Challenge: Give only the number of lines in these records that contain the word "Import".

Recorded data:
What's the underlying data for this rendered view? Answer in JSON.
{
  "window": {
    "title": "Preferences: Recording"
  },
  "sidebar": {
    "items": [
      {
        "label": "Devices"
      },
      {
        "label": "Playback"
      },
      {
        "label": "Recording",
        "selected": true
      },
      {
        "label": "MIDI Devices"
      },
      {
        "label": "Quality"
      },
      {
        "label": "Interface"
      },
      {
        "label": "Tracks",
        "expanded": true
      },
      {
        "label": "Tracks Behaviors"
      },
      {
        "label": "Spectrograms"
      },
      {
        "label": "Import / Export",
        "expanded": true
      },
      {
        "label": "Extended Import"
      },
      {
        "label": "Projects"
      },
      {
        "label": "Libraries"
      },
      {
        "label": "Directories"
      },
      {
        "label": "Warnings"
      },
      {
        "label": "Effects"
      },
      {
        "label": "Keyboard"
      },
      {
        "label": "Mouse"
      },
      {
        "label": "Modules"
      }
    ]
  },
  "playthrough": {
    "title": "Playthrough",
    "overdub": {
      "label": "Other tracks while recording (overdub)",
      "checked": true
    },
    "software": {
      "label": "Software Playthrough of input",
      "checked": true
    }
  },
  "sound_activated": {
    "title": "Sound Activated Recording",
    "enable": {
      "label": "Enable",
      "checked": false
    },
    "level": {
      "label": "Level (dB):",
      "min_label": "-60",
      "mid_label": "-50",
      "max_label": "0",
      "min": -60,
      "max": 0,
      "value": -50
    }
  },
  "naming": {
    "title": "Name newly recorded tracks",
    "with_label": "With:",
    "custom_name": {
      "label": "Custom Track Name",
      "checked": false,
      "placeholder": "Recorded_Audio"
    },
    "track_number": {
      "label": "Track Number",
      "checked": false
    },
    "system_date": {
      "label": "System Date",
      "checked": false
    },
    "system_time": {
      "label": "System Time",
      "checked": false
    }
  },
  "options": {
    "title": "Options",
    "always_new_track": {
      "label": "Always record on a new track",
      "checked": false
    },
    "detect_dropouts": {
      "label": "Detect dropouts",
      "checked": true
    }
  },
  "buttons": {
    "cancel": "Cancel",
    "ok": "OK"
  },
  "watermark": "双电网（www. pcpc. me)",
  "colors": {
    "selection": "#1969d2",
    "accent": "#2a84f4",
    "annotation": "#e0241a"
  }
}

Solution below: 2